- [WHAT YOU SHOULD DO]
Arrange the lines from the start of the records through the line with "app-notification-icon <box>282 11" as a JSON list of strings, one string per line, leaving out any blank lines. Include both the first line and the line with "app-notification-icon <box>282 11".

>> start RECORD SET

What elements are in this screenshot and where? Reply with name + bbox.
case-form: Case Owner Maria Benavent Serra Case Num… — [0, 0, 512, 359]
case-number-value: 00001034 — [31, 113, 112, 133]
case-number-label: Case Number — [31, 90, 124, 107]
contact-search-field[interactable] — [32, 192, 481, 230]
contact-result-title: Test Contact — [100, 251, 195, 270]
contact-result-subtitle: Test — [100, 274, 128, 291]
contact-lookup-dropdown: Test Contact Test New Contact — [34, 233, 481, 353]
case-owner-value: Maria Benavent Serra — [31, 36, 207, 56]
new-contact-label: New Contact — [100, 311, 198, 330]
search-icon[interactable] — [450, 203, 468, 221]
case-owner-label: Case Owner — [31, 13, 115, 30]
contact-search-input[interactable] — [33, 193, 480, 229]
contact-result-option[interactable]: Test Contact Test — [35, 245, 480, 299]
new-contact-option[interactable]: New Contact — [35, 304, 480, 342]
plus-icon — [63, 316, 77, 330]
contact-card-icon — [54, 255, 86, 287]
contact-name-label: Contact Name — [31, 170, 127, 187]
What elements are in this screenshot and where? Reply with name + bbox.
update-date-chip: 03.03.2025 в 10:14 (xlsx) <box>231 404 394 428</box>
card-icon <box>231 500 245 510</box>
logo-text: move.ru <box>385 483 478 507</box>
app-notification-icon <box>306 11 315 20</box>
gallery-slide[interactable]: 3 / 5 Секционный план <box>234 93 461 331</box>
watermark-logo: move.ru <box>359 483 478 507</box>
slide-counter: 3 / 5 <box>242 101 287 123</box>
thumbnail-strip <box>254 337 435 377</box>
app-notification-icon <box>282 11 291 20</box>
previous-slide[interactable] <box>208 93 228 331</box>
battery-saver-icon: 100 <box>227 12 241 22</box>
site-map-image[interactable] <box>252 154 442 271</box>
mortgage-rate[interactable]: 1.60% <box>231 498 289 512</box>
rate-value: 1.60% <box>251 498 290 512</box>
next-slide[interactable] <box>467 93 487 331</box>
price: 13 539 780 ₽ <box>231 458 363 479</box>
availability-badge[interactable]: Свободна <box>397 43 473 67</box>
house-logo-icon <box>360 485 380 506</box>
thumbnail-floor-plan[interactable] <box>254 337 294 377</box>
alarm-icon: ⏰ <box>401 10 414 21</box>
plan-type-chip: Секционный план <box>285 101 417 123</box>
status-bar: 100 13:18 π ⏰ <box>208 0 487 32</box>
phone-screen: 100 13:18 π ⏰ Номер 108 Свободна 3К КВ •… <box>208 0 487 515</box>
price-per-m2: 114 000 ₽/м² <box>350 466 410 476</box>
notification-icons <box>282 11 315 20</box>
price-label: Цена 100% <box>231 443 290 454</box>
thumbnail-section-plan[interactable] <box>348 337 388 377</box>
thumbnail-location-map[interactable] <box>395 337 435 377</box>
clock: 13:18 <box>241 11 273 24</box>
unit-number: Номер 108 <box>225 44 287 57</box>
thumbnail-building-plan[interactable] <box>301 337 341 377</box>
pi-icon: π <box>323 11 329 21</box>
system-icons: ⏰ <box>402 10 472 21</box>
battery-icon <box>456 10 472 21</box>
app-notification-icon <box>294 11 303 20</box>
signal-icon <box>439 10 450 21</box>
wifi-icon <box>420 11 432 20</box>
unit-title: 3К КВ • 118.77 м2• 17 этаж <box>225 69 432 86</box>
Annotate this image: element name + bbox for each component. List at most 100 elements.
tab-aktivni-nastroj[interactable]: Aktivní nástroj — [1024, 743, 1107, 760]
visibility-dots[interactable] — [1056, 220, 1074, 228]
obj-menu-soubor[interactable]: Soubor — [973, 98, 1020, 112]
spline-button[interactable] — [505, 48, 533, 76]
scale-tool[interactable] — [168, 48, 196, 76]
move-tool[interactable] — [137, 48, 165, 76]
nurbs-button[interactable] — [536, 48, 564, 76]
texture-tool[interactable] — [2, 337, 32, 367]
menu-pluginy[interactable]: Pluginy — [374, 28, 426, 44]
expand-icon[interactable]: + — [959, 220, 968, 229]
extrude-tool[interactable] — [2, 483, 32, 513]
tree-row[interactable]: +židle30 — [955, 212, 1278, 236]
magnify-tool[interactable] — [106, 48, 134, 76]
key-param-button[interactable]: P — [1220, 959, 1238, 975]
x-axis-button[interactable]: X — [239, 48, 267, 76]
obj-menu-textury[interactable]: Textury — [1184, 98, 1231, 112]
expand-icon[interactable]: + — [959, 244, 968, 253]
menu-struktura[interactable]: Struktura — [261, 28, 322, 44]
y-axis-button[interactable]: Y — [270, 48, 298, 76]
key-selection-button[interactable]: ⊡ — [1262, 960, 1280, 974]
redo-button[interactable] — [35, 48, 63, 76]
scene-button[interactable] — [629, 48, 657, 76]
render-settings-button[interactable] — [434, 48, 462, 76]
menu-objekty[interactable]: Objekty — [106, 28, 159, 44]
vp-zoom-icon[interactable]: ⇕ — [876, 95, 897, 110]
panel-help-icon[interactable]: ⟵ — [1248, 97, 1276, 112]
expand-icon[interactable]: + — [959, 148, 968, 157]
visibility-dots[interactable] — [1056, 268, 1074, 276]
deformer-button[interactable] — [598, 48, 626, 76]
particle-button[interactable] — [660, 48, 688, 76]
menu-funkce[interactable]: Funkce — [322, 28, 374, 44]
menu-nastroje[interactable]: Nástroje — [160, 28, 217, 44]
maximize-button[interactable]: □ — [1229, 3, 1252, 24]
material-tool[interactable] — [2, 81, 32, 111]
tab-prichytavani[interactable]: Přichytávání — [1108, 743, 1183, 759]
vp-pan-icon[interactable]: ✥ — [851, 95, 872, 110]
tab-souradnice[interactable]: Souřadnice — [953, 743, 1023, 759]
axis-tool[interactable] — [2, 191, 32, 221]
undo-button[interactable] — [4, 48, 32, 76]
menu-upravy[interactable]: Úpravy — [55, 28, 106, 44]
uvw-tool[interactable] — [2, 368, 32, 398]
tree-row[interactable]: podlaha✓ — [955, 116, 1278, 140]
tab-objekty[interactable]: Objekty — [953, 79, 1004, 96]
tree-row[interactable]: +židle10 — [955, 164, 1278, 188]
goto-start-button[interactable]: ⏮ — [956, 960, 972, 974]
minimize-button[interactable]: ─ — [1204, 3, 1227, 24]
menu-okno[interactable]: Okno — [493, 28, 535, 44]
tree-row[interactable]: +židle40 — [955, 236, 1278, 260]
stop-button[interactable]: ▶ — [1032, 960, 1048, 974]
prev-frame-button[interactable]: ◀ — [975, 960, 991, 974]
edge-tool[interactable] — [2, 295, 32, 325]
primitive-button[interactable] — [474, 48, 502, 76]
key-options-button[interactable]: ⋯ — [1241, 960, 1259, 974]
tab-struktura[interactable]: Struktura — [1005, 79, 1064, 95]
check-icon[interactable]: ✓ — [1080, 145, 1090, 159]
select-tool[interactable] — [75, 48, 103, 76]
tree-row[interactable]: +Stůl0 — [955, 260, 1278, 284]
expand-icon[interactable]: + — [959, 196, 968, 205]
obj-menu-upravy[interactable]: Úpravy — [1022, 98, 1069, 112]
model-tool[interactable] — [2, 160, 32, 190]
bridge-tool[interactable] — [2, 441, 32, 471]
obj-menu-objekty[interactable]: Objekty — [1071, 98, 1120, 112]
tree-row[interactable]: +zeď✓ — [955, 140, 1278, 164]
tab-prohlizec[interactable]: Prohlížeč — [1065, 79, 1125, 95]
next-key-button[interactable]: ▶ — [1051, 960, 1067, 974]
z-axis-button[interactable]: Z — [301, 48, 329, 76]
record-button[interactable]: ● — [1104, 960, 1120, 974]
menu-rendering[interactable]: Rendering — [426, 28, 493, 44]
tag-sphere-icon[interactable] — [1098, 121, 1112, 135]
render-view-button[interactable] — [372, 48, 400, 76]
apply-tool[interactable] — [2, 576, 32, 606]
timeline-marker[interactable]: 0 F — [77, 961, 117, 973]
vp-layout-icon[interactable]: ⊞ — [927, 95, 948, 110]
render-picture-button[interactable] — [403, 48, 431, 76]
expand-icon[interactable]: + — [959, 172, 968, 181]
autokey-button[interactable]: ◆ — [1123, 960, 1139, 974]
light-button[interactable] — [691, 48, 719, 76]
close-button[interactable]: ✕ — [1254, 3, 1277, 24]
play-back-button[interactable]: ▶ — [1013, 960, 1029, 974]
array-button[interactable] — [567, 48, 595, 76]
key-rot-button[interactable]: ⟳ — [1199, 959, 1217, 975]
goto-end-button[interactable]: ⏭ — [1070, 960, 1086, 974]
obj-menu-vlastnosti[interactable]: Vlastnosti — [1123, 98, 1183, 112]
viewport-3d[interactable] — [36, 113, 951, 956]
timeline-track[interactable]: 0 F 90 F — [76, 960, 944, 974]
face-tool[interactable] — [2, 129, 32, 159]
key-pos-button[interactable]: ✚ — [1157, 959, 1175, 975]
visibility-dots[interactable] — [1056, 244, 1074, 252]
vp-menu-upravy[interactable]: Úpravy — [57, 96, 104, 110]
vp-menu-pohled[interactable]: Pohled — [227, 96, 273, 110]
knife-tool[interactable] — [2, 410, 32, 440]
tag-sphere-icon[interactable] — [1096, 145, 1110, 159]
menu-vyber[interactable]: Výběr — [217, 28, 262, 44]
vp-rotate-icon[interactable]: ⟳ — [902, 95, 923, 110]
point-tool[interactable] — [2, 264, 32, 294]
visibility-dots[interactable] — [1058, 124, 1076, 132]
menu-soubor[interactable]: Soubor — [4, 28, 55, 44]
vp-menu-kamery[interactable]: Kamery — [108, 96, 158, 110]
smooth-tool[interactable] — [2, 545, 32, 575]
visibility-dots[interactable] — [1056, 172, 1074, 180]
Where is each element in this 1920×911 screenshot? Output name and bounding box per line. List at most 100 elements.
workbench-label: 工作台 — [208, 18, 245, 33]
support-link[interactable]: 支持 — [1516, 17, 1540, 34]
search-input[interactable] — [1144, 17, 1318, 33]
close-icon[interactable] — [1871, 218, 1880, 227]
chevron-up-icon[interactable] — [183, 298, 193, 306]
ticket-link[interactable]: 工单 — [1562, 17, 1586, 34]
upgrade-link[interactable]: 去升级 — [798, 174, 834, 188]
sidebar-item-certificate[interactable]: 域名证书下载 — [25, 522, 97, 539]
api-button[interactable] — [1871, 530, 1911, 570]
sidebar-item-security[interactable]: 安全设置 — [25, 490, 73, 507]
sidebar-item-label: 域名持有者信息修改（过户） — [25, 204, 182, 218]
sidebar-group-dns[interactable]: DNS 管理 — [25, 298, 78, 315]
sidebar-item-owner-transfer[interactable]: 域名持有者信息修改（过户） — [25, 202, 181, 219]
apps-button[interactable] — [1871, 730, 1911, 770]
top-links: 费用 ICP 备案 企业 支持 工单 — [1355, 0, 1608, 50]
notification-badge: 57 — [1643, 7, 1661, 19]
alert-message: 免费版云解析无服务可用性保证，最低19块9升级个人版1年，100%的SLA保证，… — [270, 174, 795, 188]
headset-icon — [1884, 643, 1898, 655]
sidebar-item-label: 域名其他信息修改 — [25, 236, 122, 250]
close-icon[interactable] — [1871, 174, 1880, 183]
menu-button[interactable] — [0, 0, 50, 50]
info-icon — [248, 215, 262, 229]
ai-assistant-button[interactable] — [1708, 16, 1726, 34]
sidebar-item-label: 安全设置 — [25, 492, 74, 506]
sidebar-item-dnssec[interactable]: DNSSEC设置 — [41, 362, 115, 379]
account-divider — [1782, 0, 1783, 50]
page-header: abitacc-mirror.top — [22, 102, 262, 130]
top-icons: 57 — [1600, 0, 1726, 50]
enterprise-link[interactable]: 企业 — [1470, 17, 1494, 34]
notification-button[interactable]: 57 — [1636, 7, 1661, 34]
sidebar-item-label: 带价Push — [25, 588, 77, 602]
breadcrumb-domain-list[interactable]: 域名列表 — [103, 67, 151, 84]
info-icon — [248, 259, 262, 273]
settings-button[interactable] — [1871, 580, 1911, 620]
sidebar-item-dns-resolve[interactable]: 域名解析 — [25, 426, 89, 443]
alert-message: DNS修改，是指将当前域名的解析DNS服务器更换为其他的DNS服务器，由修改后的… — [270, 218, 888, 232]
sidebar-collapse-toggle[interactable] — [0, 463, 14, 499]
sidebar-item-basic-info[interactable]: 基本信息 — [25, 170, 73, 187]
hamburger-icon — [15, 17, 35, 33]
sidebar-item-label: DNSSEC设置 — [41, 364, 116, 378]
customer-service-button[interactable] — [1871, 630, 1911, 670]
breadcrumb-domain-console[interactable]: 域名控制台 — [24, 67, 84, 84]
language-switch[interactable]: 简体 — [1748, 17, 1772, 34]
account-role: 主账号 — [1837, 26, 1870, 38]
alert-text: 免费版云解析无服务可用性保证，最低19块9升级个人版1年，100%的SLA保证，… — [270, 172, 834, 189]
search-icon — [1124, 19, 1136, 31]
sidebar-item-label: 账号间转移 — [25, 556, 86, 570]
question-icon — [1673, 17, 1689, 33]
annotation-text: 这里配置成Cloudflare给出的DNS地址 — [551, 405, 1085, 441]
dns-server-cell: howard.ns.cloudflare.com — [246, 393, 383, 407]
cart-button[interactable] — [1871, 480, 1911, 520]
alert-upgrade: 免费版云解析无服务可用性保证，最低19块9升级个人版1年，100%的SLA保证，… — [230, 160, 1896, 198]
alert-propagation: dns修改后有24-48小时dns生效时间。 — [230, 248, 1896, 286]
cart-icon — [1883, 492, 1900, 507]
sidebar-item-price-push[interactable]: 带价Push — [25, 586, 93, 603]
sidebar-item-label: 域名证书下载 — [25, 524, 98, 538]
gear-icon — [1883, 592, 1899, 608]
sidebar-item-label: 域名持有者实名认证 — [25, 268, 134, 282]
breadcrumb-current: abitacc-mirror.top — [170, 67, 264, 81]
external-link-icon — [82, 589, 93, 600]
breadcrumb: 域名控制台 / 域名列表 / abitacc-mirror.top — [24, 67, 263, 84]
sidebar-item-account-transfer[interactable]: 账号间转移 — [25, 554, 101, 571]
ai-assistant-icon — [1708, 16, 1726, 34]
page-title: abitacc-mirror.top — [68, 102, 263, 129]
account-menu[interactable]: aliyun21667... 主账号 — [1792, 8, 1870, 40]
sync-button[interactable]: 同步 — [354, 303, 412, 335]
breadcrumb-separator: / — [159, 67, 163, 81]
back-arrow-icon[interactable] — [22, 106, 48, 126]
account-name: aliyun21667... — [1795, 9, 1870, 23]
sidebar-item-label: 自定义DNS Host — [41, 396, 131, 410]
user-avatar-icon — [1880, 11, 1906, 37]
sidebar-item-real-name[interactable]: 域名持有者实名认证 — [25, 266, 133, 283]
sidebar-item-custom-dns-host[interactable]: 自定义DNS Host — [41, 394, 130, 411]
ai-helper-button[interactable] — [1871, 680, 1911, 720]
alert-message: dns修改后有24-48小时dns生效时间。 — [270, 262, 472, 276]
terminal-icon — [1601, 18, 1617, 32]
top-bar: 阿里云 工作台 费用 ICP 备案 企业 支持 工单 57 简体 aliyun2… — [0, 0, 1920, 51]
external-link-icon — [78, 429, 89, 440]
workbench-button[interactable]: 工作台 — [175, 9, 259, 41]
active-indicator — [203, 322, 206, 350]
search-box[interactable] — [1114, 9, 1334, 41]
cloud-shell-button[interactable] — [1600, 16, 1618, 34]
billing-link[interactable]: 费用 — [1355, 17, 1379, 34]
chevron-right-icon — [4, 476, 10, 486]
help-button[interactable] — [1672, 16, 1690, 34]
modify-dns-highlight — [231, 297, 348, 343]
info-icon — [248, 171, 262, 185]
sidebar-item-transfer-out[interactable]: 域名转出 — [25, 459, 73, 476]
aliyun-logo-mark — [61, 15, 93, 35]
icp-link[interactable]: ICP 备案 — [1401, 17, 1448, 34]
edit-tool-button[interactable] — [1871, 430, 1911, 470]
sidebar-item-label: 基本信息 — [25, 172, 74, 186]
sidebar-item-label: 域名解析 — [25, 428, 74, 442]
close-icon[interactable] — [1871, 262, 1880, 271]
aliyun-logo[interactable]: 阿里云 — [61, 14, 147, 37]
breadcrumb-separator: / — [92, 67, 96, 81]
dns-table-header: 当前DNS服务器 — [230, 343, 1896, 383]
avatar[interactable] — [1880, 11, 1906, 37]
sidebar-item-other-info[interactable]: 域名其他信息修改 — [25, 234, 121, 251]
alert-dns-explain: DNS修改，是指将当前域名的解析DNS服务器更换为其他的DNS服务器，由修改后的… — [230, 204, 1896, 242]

>> end RECORD SET

- [EXERCISE RESULT]
[
  "What elements are in this screenshot and where? Reply with name + bbox.",
  "case-form: Case Owner Maria Benavent Serra Case Num… — [0, 0, 512, 359]",
  "case-number-value: 00001034 — [31, 113, 112, 133]",
  "case-number-label: Case Number — [31, 90, 124, 107]",
  "contact-search-field[interactable] — [32, 192, 481, 230]",
  "contact-result-title: Test Contact — [100, 251, 195, 270]",
  "contact-result-subtitle: Test — [100, 274, 128, 291]",
  "contact-lookup-dropdown: Test Contact Test New Contact — [34, 233, 481, 353]",
  "case-owner-value: Maria Benavent Serra — [31, 36, 207, 56]",
  "new-contact-label: New Contact — [100, 311, 198, 330]",
  "search-icon[interactable] — [450, 203, 468, 221]",
  "case-owner-label: Case Owner — [31, 13, 115, 30]",
  "contact-search-input[interactable] — [33, 193, 480, 229]",
  "contact-result-option[interactable]: Test Contact Test — [35, 245, 480, 299]",
  "new-contact-option[interactable]: New Contact — [35, 304, 480, 342]",
  "plus-icon — [63, 316, 77, 330]",
  "contact-card-icon — [54, 255, 86, 287]",
  "contact-name-label: Contact Name — [31, 170, 127, 187]",
  "What elements are in this screenshot and where? Reply with name + bbox.",
  "update-date-chip: 03.03.2025 в 10:14 (xlsx) <box>231 404 394 428</box>",
  "card-icon <box>231 500 245 510</box>",
  "logo-text: move.ru <box>385 483 478 507</box>",
  "app-notification-icon <box>306 11 315 20</box>",
  "gallery-slide[interactable]: 3 / 5 Секционный план <box>234 93 461 331</box>",
  "watermark-logo: move.ru <box>359 483 478 507</box>",
  "slide-counter: 3 / 5 <box>242 101 287 123</box>",
  "thumbnail-strip <box>254 337 435 377</box>",
  "app-notification-icon <box>282 11 291 20</box>"
]